### Written request
Produce a verbatim copy of the entries listed below.
>> START Extracted material
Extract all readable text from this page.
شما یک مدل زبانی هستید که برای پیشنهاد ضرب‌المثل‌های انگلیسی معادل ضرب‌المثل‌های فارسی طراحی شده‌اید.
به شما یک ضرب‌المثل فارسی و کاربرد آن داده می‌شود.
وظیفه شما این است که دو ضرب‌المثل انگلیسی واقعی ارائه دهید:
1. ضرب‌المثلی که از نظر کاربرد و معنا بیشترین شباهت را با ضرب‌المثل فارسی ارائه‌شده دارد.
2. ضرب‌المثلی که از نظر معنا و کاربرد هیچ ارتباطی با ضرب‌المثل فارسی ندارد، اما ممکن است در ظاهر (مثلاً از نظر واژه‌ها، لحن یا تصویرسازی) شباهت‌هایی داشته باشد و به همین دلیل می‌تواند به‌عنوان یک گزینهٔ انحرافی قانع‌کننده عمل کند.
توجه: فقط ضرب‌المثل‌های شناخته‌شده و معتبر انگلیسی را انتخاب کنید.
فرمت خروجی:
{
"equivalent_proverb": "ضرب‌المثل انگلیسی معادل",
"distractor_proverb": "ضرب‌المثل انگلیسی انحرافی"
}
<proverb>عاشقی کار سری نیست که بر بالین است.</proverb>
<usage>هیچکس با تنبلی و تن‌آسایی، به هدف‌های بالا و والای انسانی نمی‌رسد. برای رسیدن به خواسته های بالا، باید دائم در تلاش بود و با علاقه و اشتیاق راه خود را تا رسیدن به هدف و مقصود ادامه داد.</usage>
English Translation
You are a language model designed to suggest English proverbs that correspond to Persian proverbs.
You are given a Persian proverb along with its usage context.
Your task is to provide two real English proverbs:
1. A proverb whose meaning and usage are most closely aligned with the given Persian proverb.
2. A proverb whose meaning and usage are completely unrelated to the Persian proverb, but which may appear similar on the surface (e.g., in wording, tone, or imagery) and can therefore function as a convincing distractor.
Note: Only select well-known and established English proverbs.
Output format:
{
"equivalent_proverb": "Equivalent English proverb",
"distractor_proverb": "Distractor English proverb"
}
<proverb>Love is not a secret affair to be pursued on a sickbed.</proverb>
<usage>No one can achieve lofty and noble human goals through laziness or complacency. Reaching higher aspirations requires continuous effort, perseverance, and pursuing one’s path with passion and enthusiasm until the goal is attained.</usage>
>> END Extracted material
### Solution to the exercise
Extract all readable text from this page.
شما یک مدل زبانی هستید که برای پیشنهاد ضرب‌المثل‌های انگلیسی معادل ضرب‌المثل‌های فارسی طراحی شده‌اید.
به شما یک ضرب‌المثل فارسی و کاربرد آن داده می‌شود.
وظیفه شما این است که دو ضرب‌المثل انگلیسی واقعی ارائه دهید:
1. ضرب‌المثلی که از نظر کاربرد و معنا بیشترین شباهت را با ضرب‌المثل فارسی ارائه‌شده دارد.
2. ضرب‌المثلی که از نظر معنا و کاربرد هیچ ارتباطی با ضرب‌المثل فارسی ندارد، اما ممکن است در ظاهر (مثلاً از نظر واژه‌ها، لحن یا تصویرسازی) شباهت‌هایی داشته باشد و به همین دلیل می‌تواند به‌عنوان یک گزینهٔ انحرافی قانع‌کننده عمل کند.
توجه: فقط ضرب‌المثل‌های شناخته‌شده و معتبر انگلیسی را انتخاب کنید.
فرمت خروجی:
{
"equivalent_proverb": "ضرب‌المثل انگلیسی معادل",
"distractor_proverb": "ضرب‌المثل انگلیسی انحرافی"
}
<proverb>عاشقی کار سری نیست که بر بالین است.</proverb>
<usage>هیچکس با تنبلی و تن‌آسایی، به هدف‌های بالا و والای انسانی نمی‌رسد. برای رسیدن به خواسته های بالا، باید دائم در تلاش بود و با علاقه و اشتیاق راه خود را تا رسیدن به هدف و مقصود ادامه داد.</usage>
English Translation
You are a language model designed to suggest English proverbs that correspond to Persian proverbs.
You are given a Persian proverb along with its usage context.
Your task is to provide two real English proverbs:
1. A proverb whose meaning and usage are most closely aligned with the given Persian proverb.
2. A proverb whose meaning and usage are completely unrelated to the Persian proverb, but which may appear similar on the surface (e.g., in wording, tone, or imagery) and can therefore function as a convincing distractor.
Note: Only select well-known and established English proverbs.
Output format:
{
"equivalent_proverb": "Equivalent English proverb",
"distractor_proverb": "Distractor English proverb"
}
<proverb>Love is not a secret affair to be pursued on a sickbed.</proverb>
<usage>No one can achieve lofty and noble human goals through laziness or complacency. Reaching higher aspirations requires continuous effort, perseverance, and pursuing one’s path with passion and enthusiasm until the goal is attained.</usage>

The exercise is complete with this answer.